[Aim of the exercise]: Copy every line of the data that includes the string "WARM".

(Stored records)
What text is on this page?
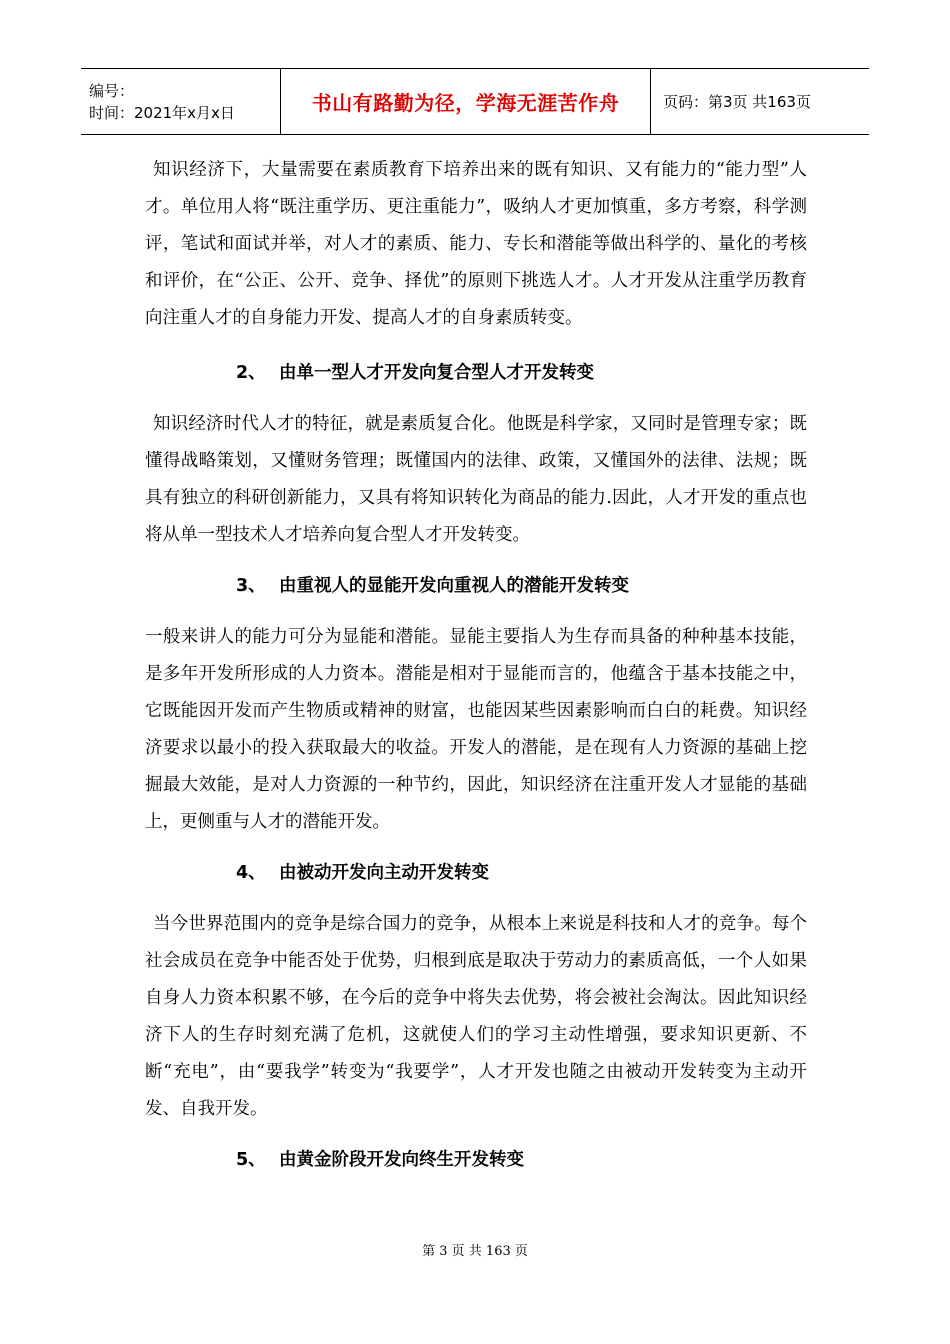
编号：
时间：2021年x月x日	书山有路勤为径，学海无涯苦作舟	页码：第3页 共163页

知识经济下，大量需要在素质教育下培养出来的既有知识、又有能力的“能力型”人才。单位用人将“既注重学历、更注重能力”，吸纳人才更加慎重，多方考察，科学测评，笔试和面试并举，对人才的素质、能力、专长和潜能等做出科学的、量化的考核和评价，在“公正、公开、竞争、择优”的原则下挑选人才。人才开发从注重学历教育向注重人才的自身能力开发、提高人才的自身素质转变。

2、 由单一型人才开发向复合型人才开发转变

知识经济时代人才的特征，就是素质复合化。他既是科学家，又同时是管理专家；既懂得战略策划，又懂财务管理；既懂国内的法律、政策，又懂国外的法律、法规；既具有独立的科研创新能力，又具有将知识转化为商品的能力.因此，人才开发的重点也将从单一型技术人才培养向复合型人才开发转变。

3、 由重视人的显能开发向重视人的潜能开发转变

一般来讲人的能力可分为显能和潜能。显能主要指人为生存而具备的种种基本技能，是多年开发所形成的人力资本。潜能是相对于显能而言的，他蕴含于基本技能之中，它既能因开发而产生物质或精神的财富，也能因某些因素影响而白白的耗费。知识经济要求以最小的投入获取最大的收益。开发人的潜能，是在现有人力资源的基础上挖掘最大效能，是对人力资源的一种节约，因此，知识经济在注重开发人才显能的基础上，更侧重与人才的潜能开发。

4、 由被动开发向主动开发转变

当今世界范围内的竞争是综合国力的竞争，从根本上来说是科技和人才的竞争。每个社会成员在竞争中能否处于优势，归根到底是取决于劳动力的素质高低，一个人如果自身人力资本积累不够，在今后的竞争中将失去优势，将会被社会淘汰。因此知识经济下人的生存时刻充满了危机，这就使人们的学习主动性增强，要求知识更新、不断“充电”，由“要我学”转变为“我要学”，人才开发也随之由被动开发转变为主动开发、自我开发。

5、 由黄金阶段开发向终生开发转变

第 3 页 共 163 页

---

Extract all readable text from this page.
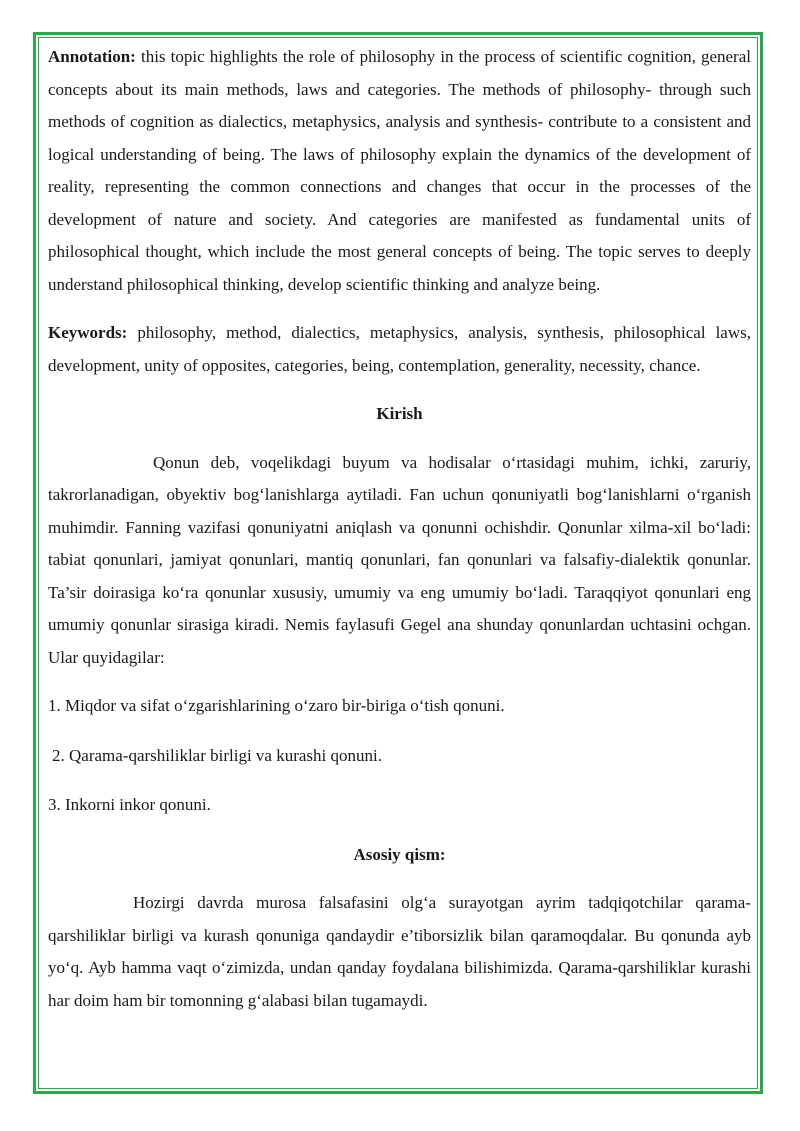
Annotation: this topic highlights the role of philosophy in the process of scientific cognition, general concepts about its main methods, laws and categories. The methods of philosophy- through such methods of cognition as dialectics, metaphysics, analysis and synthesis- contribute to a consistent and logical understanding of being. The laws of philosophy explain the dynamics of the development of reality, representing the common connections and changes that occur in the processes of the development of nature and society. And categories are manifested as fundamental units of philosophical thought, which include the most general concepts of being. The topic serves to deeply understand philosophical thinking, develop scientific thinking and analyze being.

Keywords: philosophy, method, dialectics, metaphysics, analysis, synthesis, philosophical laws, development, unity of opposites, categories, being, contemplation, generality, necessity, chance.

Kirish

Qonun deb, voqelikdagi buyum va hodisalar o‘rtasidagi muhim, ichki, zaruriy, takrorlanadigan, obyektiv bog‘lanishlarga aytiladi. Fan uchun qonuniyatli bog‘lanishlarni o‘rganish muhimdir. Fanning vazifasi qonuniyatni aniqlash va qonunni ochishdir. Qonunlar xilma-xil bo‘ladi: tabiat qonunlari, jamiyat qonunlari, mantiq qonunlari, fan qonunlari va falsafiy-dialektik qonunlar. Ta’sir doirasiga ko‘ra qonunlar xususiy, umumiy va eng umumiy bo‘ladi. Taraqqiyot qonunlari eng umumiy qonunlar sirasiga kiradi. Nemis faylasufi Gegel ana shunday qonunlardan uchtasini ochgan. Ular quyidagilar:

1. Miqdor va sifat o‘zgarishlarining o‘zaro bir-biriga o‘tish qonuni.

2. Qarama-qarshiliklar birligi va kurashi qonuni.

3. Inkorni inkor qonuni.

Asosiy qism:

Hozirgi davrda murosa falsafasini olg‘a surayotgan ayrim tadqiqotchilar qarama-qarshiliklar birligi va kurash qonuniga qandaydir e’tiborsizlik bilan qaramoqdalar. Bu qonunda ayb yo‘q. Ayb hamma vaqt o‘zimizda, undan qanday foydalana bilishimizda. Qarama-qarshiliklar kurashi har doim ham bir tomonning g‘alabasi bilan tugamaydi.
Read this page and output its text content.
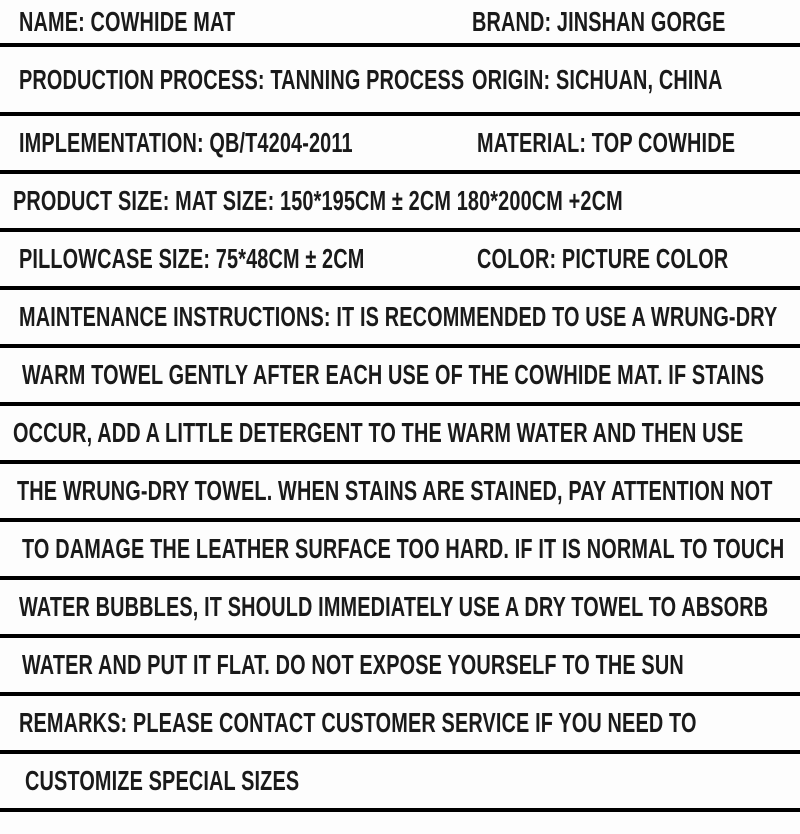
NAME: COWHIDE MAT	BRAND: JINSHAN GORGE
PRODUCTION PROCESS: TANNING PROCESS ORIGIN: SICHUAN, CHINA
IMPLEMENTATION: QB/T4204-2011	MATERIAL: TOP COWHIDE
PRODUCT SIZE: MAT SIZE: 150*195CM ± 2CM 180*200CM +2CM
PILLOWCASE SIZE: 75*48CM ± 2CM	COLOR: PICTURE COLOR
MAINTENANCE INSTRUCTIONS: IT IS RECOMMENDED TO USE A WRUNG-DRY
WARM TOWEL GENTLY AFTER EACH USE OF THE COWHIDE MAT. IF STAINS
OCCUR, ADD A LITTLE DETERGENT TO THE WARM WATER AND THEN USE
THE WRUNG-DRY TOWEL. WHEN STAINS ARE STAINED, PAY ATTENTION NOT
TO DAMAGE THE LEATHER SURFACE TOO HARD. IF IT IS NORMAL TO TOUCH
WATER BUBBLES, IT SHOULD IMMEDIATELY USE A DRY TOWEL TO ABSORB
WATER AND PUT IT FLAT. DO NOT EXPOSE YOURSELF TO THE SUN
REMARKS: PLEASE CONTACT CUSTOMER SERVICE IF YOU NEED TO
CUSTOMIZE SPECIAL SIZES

* * *

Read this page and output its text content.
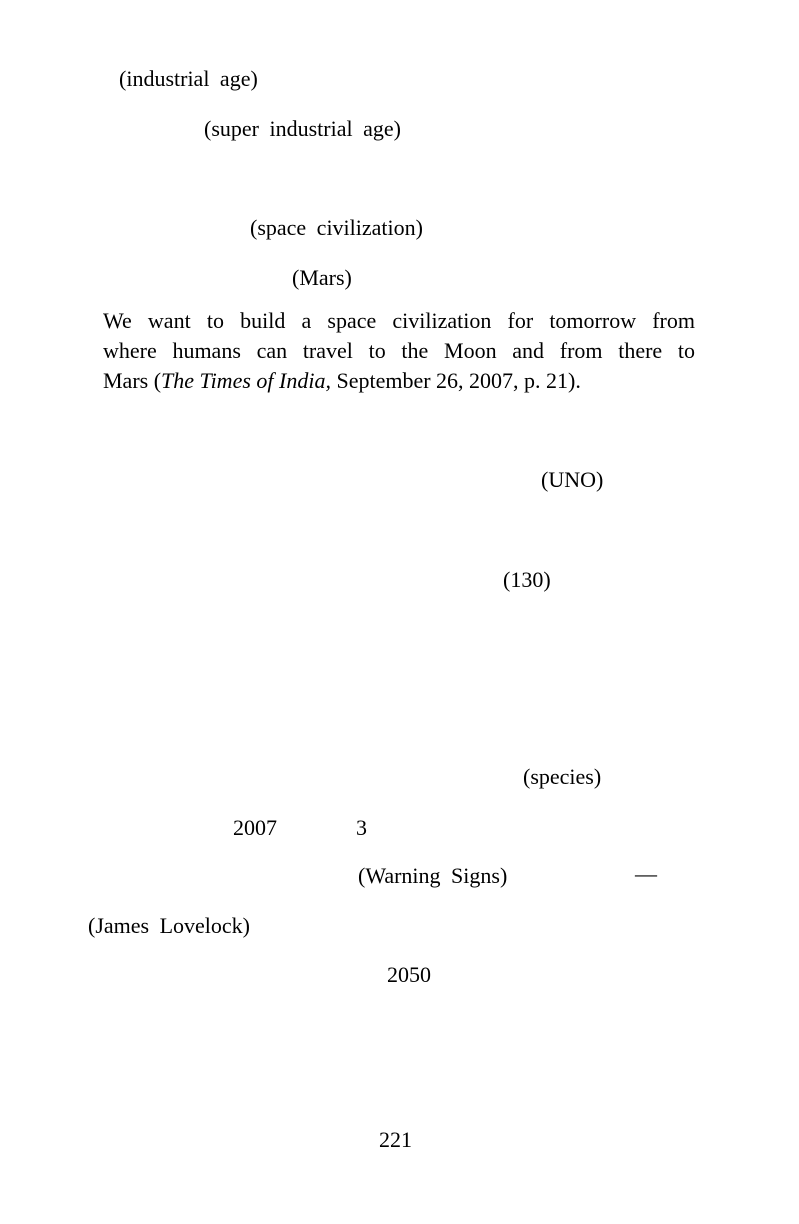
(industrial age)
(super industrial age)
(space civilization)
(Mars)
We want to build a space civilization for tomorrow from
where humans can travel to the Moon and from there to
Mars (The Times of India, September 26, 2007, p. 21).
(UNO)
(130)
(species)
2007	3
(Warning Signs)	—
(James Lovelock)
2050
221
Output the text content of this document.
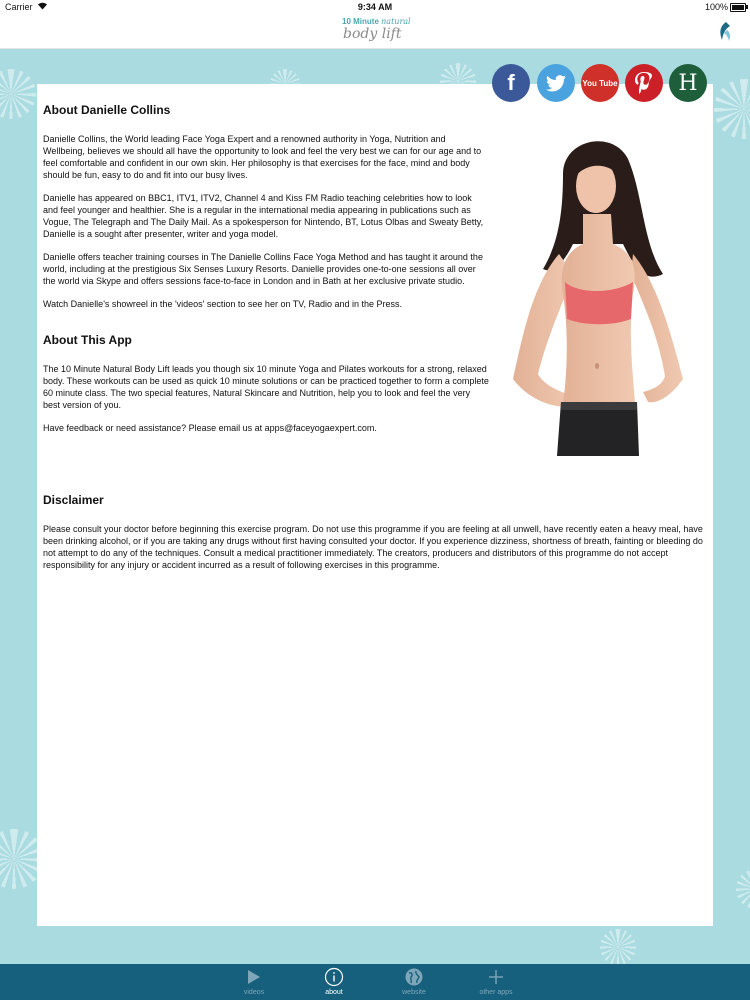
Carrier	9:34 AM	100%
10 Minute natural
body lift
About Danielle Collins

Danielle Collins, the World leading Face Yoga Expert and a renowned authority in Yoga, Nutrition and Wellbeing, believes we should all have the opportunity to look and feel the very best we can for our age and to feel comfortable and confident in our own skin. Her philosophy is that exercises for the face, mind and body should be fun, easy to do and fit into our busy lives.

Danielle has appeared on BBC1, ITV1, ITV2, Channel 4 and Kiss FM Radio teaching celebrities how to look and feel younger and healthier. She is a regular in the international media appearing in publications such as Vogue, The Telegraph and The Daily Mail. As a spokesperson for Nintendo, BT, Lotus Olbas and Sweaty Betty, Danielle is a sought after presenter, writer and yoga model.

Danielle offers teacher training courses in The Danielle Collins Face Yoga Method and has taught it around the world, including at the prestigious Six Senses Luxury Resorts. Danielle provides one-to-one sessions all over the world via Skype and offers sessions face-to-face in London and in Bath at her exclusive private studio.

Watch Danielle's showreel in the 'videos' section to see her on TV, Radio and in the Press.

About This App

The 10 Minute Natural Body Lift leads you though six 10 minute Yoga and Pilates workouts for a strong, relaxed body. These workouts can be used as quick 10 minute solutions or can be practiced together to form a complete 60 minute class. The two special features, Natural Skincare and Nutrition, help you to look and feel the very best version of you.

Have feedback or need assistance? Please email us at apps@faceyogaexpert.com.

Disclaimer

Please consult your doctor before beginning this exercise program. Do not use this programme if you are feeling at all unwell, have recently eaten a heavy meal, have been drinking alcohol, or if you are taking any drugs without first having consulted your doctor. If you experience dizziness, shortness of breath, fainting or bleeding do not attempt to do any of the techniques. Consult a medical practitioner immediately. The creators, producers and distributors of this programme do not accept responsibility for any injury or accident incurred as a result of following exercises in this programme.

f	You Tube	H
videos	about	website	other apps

[The output]:
WARM TOWEL GENTLY AFTER EACH USE OF THE COWHIDE MAT. IF STAINS
OCCUR, ADD A LITTLE DETERGENT TO THE WARM WATER AND THEN USE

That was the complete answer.